* Given exercise *
Determine how many lines hold "VERY" and give only that number.

Dataset records

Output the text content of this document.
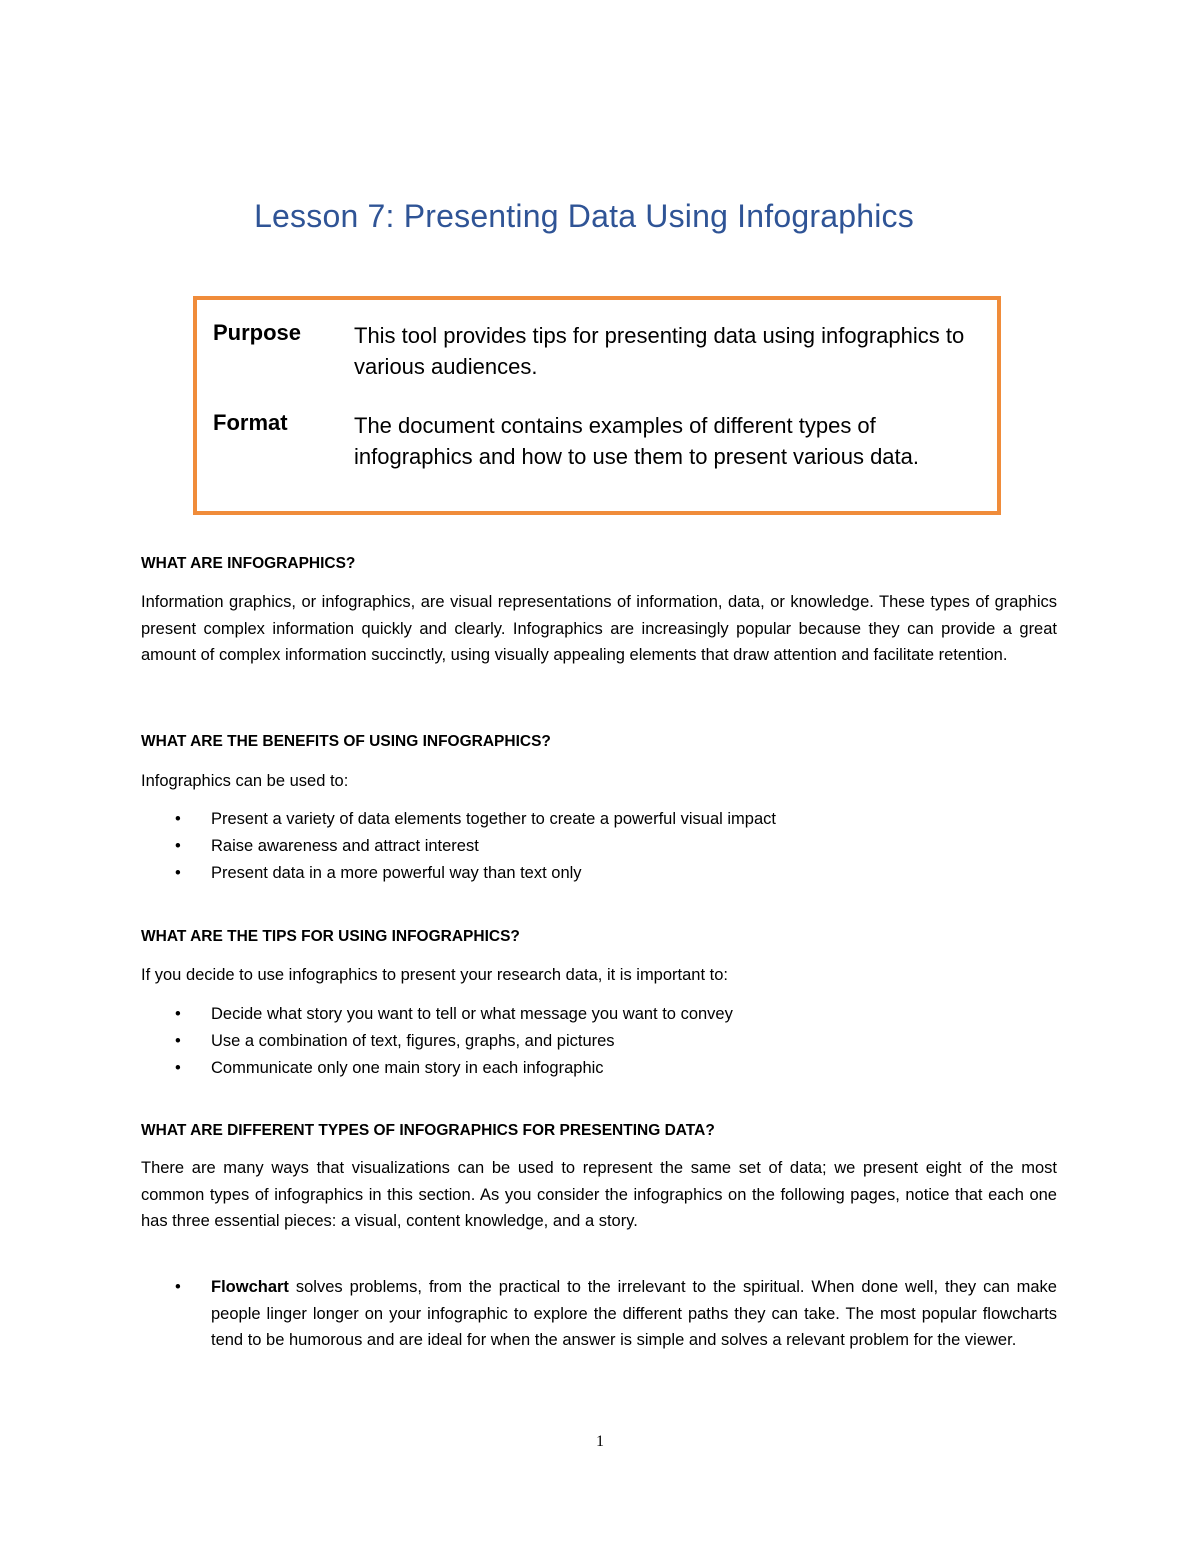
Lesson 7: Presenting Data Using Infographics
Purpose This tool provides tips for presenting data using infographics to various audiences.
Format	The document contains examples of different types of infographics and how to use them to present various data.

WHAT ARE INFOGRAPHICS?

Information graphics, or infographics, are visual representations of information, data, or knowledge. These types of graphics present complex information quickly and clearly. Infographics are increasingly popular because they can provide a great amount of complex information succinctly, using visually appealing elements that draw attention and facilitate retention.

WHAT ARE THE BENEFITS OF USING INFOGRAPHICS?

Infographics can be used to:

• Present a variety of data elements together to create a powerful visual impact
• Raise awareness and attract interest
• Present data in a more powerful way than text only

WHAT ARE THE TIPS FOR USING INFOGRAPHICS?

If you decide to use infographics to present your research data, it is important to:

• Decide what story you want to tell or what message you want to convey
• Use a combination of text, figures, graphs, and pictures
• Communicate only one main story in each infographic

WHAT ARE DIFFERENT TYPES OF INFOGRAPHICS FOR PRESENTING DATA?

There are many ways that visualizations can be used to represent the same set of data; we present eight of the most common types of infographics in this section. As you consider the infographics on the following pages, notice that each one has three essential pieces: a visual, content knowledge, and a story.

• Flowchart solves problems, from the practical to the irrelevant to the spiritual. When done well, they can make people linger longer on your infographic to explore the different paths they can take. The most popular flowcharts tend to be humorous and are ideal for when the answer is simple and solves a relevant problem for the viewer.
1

--

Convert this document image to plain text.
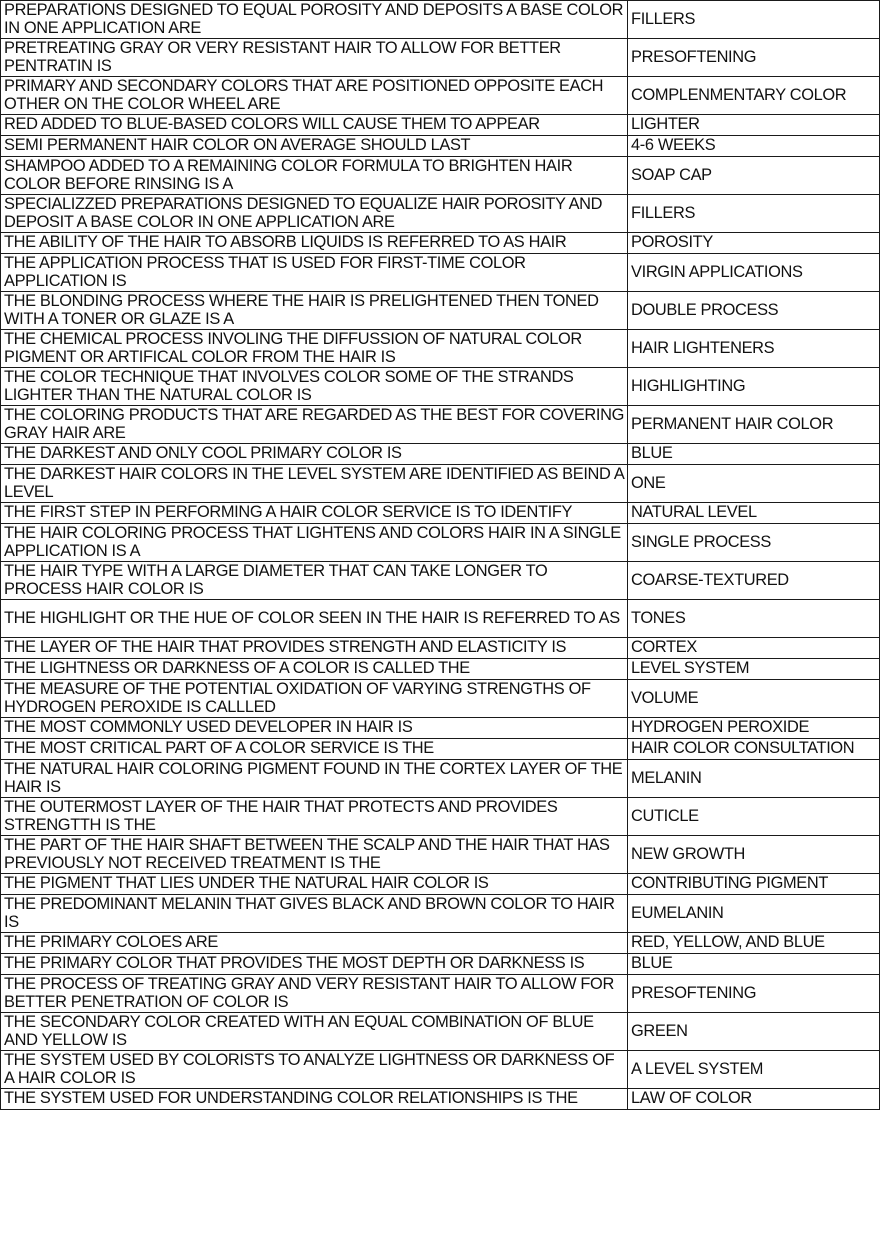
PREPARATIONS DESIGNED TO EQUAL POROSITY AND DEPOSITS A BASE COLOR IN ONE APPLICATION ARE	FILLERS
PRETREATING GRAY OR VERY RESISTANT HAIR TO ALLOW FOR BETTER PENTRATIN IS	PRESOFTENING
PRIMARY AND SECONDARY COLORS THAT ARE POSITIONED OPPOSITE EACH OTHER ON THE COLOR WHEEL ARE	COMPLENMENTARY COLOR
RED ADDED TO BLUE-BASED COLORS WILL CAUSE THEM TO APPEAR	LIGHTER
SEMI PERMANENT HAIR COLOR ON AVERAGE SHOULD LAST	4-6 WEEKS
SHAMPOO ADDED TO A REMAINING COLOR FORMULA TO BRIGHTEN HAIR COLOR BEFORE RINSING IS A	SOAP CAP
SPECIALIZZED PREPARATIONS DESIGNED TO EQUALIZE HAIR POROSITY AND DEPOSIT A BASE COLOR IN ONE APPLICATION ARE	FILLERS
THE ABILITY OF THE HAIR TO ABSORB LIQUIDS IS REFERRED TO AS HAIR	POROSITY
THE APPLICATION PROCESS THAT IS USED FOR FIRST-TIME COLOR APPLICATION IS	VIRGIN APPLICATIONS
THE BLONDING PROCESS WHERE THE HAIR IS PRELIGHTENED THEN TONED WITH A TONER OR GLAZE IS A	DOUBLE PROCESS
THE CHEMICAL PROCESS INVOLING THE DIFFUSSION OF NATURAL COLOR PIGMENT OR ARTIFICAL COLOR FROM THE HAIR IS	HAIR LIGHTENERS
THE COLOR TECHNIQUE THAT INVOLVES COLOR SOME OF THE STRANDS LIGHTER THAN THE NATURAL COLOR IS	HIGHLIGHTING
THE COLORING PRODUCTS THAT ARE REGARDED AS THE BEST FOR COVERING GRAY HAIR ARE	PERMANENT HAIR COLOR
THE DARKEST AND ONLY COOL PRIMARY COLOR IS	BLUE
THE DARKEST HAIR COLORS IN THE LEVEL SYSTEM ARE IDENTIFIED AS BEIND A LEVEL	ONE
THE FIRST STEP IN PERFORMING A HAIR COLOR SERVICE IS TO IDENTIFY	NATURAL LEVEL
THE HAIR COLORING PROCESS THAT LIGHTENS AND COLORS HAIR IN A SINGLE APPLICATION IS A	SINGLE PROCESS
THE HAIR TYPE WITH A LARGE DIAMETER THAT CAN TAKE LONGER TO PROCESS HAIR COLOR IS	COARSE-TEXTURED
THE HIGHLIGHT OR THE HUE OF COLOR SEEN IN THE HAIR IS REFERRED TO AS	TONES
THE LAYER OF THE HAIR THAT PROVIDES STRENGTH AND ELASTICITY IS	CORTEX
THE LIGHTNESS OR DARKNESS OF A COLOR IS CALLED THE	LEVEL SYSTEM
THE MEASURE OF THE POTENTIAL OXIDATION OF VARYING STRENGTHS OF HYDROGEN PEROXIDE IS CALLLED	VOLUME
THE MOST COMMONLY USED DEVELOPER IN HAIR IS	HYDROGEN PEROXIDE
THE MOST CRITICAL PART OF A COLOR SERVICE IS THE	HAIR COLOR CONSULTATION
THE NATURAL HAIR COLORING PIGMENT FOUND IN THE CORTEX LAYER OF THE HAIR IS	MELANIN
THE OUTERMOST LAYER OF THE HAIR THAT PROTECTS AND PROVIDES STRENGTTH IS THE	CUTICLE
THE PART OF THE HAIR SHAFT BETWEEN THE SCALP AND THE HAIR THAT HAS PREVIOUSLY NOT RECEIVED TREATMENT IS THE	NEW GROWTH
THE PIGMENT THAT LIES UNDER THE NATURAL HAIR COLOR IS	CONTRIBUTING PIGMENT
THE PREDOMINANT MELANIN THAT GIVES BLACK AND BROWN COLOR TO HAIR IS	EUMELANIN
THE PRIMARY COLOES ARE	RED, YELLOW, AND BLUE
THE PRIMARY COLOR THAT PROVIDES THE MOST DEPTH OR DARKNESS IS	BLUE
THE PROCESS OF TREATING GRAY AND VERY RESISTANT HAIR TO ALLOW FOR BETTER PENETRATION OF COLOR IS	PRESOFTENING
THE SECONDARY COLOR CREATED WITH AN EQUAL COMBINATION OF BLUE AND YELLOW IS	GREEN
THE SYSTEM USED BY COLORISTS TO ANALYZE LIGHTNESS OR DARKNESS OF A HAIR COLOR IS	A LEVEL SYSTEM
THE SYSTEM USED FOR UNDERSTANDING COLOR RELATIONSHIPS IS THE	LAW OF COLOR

--

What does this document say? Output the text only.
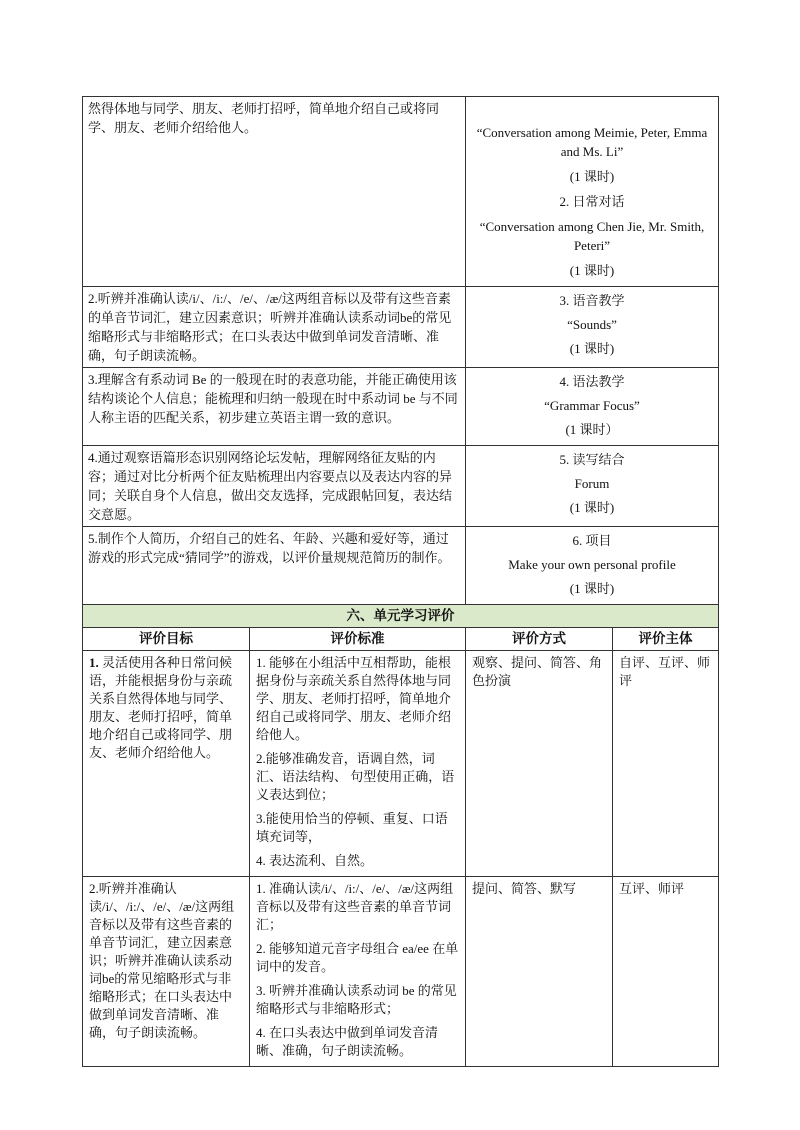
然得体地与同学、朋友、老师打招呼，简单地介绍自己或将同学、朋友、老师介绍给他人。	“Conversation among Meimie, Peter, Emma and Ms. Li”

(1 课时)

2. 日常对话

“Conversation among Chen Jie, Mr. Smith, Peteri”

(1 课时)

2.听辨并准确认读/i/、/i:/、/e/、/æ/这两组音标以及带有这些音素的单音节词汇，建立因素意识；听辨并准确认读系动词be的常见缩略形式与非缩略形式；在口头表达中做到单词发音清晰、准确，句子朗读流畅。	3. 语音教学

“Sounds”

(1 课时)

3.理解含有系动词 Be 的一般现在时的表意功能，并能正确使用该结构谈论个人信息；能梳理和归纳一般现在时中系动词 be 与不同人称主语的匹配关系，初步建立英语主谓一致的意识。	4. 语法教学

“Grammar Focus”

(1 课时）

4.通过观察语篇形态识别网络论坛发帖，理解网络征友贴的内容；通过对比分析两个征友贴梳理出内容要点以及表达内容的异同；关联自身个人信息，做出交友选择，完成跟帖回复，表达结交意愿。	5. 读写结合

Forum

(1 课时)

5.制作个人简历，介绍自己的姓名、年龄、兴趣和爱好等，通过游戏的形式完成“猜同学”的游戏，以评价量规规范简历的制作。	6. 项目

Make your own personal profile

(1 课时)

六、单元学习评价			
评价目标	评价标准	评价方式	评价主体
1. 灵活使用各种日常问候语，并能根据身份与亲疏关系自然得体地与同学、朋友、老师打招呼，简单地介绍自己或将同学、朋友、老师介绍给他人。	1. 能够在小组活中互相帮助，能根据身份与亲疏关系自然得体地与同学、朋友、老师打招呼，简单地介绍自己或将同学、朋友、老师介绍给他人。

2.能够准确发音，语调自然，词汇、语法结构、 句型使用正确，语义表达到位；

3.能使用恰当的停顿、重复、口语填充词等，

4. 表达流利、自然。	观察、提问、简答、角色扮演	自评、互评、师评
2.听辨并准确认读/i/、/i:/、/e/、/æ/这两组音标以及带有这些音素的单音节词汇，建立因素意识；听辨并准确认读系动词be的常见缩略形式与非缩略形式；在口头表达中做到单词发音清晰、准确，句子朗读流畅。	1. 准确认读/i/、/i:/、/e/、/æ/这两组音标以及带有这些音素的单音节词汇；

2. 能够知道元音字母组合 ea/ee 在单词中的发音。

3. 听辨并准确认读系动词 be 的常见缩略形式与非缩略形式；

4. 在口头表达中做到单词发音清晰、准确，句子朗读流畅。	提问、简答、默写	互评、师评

* Answer to the exercise *
2